Stated goal -
Locate the line that contains "OCR this image.". Print it and every subsequent line through the final line of the records, exactly and only those.

Records provided -

==*==

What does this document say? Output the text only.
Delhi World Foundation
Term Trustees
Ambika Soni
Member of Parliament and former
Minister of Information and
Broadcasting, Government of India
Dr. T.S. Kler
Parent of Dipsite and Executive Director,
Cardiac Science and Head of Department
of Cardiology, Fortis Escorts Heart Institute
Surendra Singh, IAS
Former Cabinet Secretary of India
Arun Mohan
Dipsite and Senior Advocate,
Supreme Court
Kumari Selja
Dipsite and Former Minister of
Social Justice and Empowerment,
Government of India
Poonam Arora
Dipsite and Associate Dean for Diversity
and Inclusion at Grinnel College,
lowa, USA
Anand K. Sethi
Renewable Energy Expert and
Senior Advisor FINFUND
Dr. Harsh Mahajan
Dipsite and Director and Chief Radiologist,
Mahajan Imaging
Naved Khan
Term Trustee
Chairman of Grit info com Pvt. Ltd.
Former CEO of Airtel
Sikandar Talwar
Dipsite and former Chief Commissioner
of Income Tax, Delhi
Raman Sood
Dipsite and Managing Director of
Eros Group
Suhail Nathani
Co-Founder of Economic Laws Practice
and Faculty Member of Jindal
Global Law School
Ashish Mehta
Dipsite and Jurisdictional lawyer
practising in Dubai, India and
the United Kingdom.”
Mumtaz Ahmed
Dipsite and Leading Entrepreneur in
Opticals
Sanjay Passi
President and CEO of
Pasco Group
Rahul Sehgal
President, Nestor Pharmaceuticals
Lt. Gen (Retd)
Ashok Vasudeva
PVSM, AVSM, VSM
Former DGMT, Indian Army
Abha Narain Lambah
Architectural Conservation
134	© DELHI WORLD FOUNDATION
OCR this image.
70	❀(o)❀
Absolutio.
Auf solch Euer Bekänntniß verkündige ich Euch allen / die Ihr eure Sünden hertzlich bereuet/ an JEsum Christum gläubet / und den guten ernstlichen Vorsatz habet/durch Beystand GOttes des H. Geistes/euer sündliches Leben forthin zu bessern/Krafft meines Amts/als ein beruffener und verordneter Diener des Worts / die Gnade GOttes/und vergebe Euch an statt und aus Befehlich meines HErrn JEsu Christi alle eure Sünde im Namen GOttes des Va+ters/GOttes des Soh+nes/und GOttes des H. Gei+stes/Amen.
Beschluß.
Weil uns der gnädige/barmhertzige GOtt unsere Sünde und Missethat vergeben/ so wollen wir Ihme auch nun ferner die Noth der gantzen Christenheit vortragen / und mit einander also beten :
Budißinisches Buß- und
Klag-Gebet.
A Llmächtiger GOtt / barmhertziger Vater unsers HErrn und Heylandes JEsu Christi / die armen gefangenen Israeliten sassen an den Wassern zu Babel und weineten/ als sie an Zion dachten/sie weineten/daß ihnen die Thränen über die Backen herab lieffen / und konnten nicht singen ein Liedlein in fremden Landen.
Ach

==*==

Written answer -
OCR this image.
70	❀(o)❀
Absolutio.
Auf solch Euer Bekänntniß verkündige ich Euch allen / die Ihr eure Sünden hertzlich bereuet/ an JEsum Christum gläubet / und den guten ernstlichen Vorsatz habet/durch Beystand GOttes des H. Geistes/euer sündliches Leben forthin zu bessern/Krafft meines Amts/als ein beruffener und verordneter Diener des Worts / die Gnade GOttes/und vergebe Euch an statt und aus Befehlich meines HErrn JEsu Christi alle eure Sünde im Namen GOttes des Va+ters/GOttes des Soh+nes/und GOttes des H. Gei+stes/Amen.
Beschluß.
Weil uns der gnädige/barmhertzige GOtt unsere Sünde und Missethat vergeben/ so wollen wir Ihme auch nun ferner die Noth der gantzen Christenheit vortragen / und mit einander also beten :
Budißinisches Buß- und
Klag-Gebet.
A Llmächtiger GOtt / barmhertziger Vater unsers HErrn und Heylandes JEsu Christi / die armen gefangenen Israeliten sassen an den Wassern zu Babel und weineten/ als sie an Zion dachten/sie weineten/daß ihnen die Thränen über die Backen herab lieffen / und konnten nicht singen ein Liedlein in fremden Landen.
Ach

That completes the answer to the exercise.